SELECTED EXTRACT START

Because of ViroAR the app can only run on a physical device, not a simulator or emulator. By conditionally excluding the <ViroXxx> components you may be able to again run the app in a simulator or emulator. See Issue #175.

Each of these components requires modifications to the native build files of the iOS and Android projects. Please review each of the above project's installation instructions for more details in case you need to modify anything after a future upgrade of these components.

The mobile app uses react-form-binder to bind controlled components to the data objects received from and sent to the API.

iOS App

This iOS app uses a combination of npm and Cocopods components.

Installation of Cocoapods is covered in the Cocoapods Getting Started Guide We recommend using a Ruby version manager such as rbenv.

To build and run the Xcode application in a development mode, first ensure that you have run snap start as mentioned above.

Then start Xcode, open the DeightonAR.xcworkspace, plug in a iPhone and select it as the build target and run the project. The project should start, connect to the Metro bundler, and run the app.

SELECTED EXTRACT END
DATA SECTION START

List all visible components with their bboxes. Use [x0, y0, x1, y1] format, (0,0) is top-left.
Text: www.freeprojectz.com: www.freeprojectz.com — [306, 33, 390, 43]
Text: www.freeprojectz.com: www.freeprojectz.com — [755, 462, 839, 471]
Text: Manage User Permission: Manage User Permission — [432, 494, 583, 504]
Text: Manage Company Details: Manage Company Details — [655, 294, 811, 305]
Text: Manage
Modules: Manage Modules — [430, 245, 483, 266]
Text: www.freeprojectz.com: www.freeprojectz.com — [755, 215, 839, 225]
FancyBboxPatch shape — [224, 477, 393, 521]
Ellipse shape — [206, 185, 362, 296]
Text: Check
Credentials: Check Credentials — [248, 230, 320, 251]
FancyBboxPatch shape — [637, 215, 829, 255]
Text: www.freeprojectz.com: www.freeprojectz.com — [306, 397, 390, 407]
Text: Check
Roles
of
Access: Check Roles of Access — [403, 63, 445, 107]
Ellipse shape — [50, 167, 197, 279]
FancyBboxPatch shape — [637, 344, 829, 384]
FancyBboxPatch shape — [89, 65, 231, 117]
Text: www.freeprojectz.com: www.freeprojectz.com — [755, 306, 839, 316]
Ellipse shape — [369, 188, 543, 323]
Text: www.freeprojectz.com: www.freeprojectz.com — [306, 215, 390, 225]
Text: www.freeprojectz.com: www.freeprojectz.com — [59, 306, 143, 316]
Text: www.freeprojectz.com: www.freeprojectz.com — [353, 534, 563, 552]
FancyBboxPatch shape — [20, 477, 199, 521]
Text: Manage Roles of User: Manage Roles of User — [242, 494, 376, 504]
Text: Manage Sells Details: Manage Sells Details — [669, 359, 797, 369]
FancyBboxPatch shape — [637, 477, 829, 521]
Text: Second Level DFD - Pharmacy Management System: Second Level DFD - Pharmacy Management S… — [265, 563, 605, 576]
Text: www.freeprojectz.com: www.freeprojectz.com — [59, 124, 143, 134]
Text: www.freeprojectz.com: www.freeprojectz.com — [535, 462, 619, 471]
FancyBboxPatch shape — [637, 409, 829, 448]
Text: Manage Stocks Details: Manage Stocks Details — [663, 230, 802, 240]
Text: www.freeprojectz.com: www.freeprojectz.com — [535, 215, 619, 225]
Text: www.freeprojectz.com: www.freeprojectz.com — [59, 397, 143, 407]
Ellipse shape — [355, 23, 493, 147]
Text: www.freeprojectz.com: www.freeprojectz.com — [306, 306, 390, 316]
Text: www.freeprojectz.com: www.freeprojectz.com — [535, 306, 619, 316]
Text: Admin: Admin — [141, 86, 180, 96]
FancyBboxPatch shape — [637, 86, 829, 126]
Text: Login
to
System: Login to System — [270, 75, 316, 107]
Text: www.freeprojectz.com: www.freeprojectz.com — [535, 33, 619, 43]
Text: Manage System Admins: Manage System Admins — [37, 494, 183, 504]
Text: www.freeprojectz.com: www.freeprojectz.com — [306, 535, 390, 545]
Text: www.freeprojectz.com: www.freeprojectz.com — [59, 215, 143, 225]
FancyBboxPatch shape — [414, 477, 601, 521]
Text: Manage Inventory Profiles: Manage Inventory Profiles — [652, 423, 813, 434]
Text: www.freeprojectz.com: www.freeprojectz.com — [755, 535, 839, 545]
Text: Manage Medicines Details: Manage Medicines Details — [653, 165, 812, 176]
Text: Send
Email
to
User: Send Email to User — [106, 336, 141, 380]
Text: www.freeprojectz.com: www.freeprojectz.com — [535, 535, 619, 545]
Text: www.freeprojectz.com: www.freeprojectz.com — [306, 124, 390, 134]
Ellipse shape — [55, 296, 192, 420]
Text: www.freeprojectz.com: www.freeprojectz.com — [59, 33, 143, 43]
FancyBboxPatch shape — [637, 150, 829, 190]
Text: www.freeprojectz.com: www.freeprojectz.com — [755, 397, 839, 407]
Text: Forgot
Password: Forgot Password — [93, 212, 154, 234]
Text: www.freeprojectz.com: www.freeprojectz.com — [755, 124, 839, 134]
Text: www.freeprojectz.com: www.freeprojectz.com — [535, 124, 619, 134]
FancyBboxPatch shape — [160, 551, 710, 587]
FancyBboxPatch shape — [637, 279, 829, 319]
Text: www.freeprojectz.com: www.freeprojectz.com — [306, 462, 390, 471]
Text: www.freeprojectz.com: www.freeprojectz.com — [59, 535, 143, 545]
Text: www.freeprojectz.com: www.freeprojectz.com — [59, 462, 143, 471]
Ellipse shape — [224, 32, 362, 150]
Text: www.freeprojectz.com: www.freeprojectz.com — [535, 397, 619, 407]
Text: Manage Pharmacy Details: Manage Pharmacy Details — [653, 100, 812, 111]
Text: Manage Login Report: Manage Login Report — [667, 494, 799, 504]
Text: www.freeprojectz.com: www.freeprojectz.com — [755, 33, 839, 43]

DATA SECTION END

▸ **ASSIGNED TASK**
Retype the mobile app setup notes above word for word, everything from "Because of ViroAR" down to "such as rbenv.".

▸ **YOUR RESPONSE**
Because of ViroAR the app can only run on a physical device, not a simulator or emulator. By conditionally excluding the <ViroXxx> components you may be able to again run the app in a simulator or emulator. See Issue #175.

Each of these components requires modifications to the native build files of the iOS and Android projects. Please review each of the above project's installation instructions for more details in case you need to modify anything after a future upgrade of these components.

The mobile app uses react-form-binder to bind controlled components to the data objects received from and sent to the API.

iOS App

This iOS app uses a combination of npm and Cocopods components.

Installation of Cocoapods is covered in the Cocoapods Getting Started Guide We recommend using a Ruby version manager such as rbenv.